_Data lines:_
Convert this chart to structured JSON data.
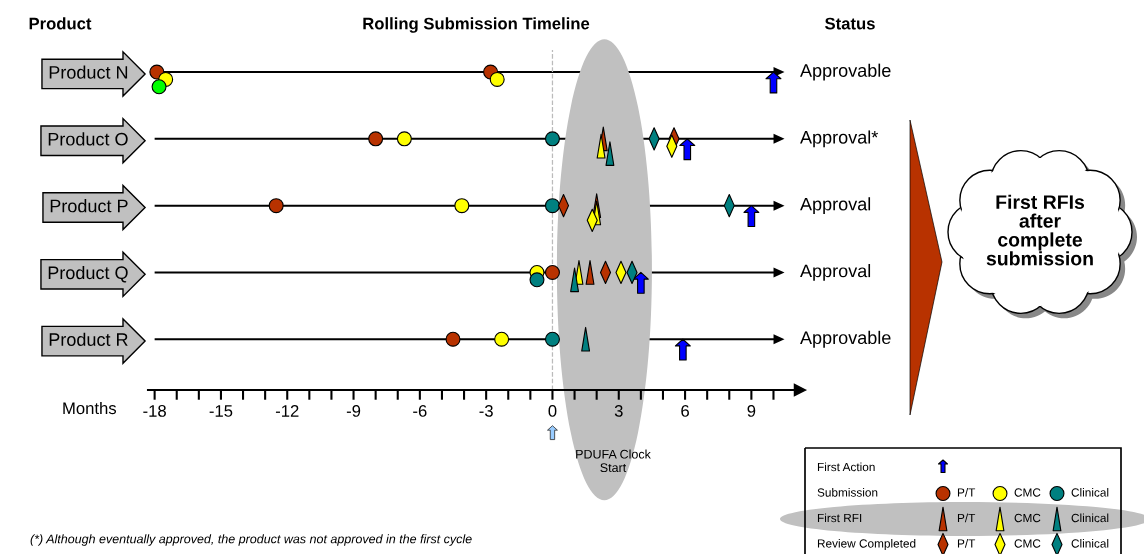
{
  "chart_data": {
    "type": "scatter",
    "orientation": "horizontal",
    "title": "Rolling Submission Timeline",
    "ylabel": "Product",
    "y2label": "Status",
    "xlabel": "Months",
    "categories": [
      "Product N",
      "Product O",
      "Product P",
      "Product Q",
      "Product R"
    ],
    "y2_categories": [
      "Approvable",
      "Approval*",
      "Approval",
      "Approval",
      "Approvable"
    ],
    "xlim": [
      -18.3,
      11.2
    ],
    "xticks": [
      -18,
      {
        "value": -17,
        "label": null
      },
      {
        "value": -16,
        "label": null
      },
      -15,
      {
        "value": -14,
        "label": null
      },
      {
        "value": -13,
        "label": null
      },
      -12,
      {
        "value": -11,
        "label": null
      },
      {
        "value": -10,
        "label": null
      },
      -9,
      {
        "value": -8,
        "label": null
      },
      {
        "value": -7,
        "label": null
      },
      -6,
      {
        "value": -5,
        "label": null
      },
      {
        "value": -4,
        "label": null
      },
      -3,
      {
        "value": -2,
        "label": null
      },
      {
        "value": -1,
        "label": null
      },
      0,
      {
        "value": 1,
        "label": null
      },
      {
        "value": 2,
        "label": null
      },
      3,
      {
        "value": 4,
        "label": null
      },
      {
        "value": 5,
        "label": null
      },
      6,
      {
        "value": 7,
        "label": null
      },
      {
        "value": 8,
        "label": null
      },
      9,
      {
        "value": 10,
        "label": null
      }
    ],
    "series": [
      {
        "color": "#0000ff",
        "values": [
          10.0,
          6.1,
          9.0,
          4.0,
          5.9
        ]
      },
      {
        "name": "P/T",
        "color": "#b83200",
        "marker": "circle",
        "values": [
          -17.9,
          -8.0,
          -12.5,
          0,
          -4.5
        ]
      },
      {
        "name": "CMC",
        "color": "#ffff00",
        "marker": "circle",
        "values": [
          -17.5,
          -6.7,
          -4.1,
          -0.7,
          -2.3
        ]
      },
      {
        "name": "Clinical",
        "color": "#008080",
        "marker": "circle",
        "values": [
          null,
          0,
          0,
          -0.7,
          0
        ]
      },
      {
        "color": "#00ff00",
        "marker": "circle",
        "values": [
          -17.8,
          null,
          null,
          null,
          null
        ]
      },
      {
        "color": "#b83200",
        "marker": "circle",
        "values": [
          -2.8,
          null,
          null,
          null,
          null
        ]
      },
      {
        "color": "#ffff00",
        "marker": "circle",
        "values": [
          -2.5,
          null,
          null,
          null,
          null
        ]
      },
      {
        "name": "P/T",
        "color": "#b83200",
        "marker": "triangle",
        "values": [
          null,
          2.3,
          2.0,
          1.7,
          null
        ]
      },
      {
        "name": "CMC",
        "color": "#ffff00",
        "marker": "triangle",
        "values": [
          null,
          2.2,
          2.0,
          1.2,
          null
        ]
      },
      {
        "name": "Clinical",
        "color": "#008080",
        "marker": "triangle",
        "values": [
          null,
          2.6,
          null,
          1.0,
          1.5
        ]
      },
      {
        "name": "P/T",
        "color": "#b83200",
        "marker": "diamond",
        "values": [
          null,
          5.5,
          0.5,
          2.4,
          null
        ]
      },
      {
        "name": "CMC",
        "color": "#ffff00",
        "marker": "diamond",
        "values": [
          null,
          5.4,
          1.8,
          3.1,
          null
        ]
      },
      {
        "name": "Clinical",
        "color": "#008080",
        "marker": "diamond",
        "values": [
          null,
          4.6,
          8.0,
          3.6,
          null
        ]
      }
    ],
    "ref_lines": [
      {
        "axis": "x",
        "value": 0,
        "color": "#bbbbbb",
        "line_style": "dashed"
      }
    ],
    "annotations": [
      "First RFIs\nafter\ncomplete\nsubmission",
      "(*) Although eventually approved, the product was not approved in the first cycle",
      "PDUFA Clock\nStart",
      "First Action",
      "Submission",
      "First RFI",
      "Review Completed"
    ],
    "legend": "bottom right"
  }
}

_Your task:_ Output every entry exactly as given; pictures are not part of the copy.

_Correct response:_
Convert this chart to structured JSON data.
{
  "chart_data": {
    "type": "scatter",
    "orientation": "horizontal",
    "title": "Rolling Submission Timeline",
    "ylabel": "Product",
    "y2label": "Status",
    "xlabel": "Months",
    "categories": [
      "Product N",
      "Product O",
      "Product P",
      "Product Q",
      "Product R"
    ],
    "y2_categories": [
      "Approvable",
      "Approval*",
      "Approval",
      "Approval",
      "Approvable"
    ],
    "xlim": [
      -18.3,
      11.2
    ],
    "xticks": [
      -18,
      {
        "value": -17,
        "label": null
      },
      {
        "value": -16,
        "label": null
      },
      -15,
      {
        "value": -14,
        "label": null
      },
      {
        "value": -13,
        "label": null
      },
      -12,
      {
        "value": -11,
        "label": null
      },
      {
        "value": -10,
        "label": null
      },
      -9,
      {
        "value": -8,
        "label": null
      },
      {
        "value": -7,
        "label": null
      },
      -6,
      {
        "value": -5,
        "label": null
      },
      {
        "value": -4,
        "label": null
      },
      -3,
      {
        "value": -2,
        "label": null
      },
      {
        "value": -1,
        "label": null
      },
      0,
      {
        "value": 1,
        "label": null
      },
      {
        "value": 2,
        "label": null
      },
      3,
      {
        "value": 4,
        "label": null
      },
      {
        "value": 5,
        "label": null
      },
      6,
      {
        "value": 7,
        "label": null
      },
      {
        "value": 8,
        "label": null
      },
      9,
      {
        "value": 10,
        "label": null
      }
    ],
    "series": [
      {
        "color": "#0000ff",
        "values": [
          10.0,
          6.1,
          9.0,
          4.0,
          5.9
        ]
      },
      {
        "name": "P/T",
        "color": "#b83200",
        "marker": "circle",
        "values": [
          -17.9,
          -8.0,
          -12.5,
          0,
          -4.5
        ]
      },
      {
        "name": "CMC",
        "color": "#ffff00",
        "marker": "circle",
        "values": [
          -17.5,
          -6.7,
          -4.1,
          -0.7,
          -2.3
        ]
      },
      {
        "name": "Clinical",
        "color": "#008080",
        "marker": "circle",
        "values": [
          null,
          0,
          0,
          -0.7,
          0
        ]
      },
      {
        "color": "#00ff00",
        "marker": "circle",
        "values": [
          -17.8,
          null,
          null,
          null,
          null
        ]
      },
      {
        "color": "#b83200",
        "marker": "circle",
        "values": [
          -2.8,
          null,
          null,
          null,
          null
        ]
      },
      {
        "color": "#ffff00",
        "marker": "circle",
        "values": [
          -2.5,
          null,
          null,
          null,
          null
        ]
      },
      {
        "name": "P/T",
        "color": "#b83200",
        "marker": "triangle",
        "values": [
          null,
          2.3,
          2.0,
          1.7,
          null
        ]
      },
      {
        "name": "CMC",
        "color": "#ffff00",
        "marker": "triangle",
        "values": [
          null,
          2.2,
          2.0,
          1.2,
          null
        ]
      },
      {
        "name": "Clinical",
        "color": "#008080",
        "marker": "triangle",
        "values": [
          null,
          2.6,
          null,
          1.0,
          1.5
        ]
      },
      {
        "name": "P/T",
        "color": "#b83200",
        "marker": "diamond",
        "values": [
          null,
          5.5,
          0.5,
          2.4,
          null
        ]
      },
      {
        "name": "CMC",
        "color": "#ffff00",
        "marker": "diamond",
        "values": [
          null,
          5.4,
          1.8,
          3.1,
          null
        ]
      },
      {
        "name": "Clinical",
        "color": "#008080",
        "marker": "diamond",
        "values": [
          null,
          4.6,
          8.0,
          3.6,
          null
        ]
      }
    ],
    "ref_lines": [
      {
        "axis": "x",
        "value": 0,
        "color": "#bbbbbb",
        "line_style": "dashed"
      }
    ],
    "annotations": [
      "First RFIs\nafter\ncomplete\nsubmission",
      "(*) Although eventually approved, the product was not approved in the first cycle",
      "PDUFA Clock\nStart",
      "First Action",
      "Submission",
      "First RFI",
      "Review Completed"
    ],
    "legend": "bottom right"
  }
}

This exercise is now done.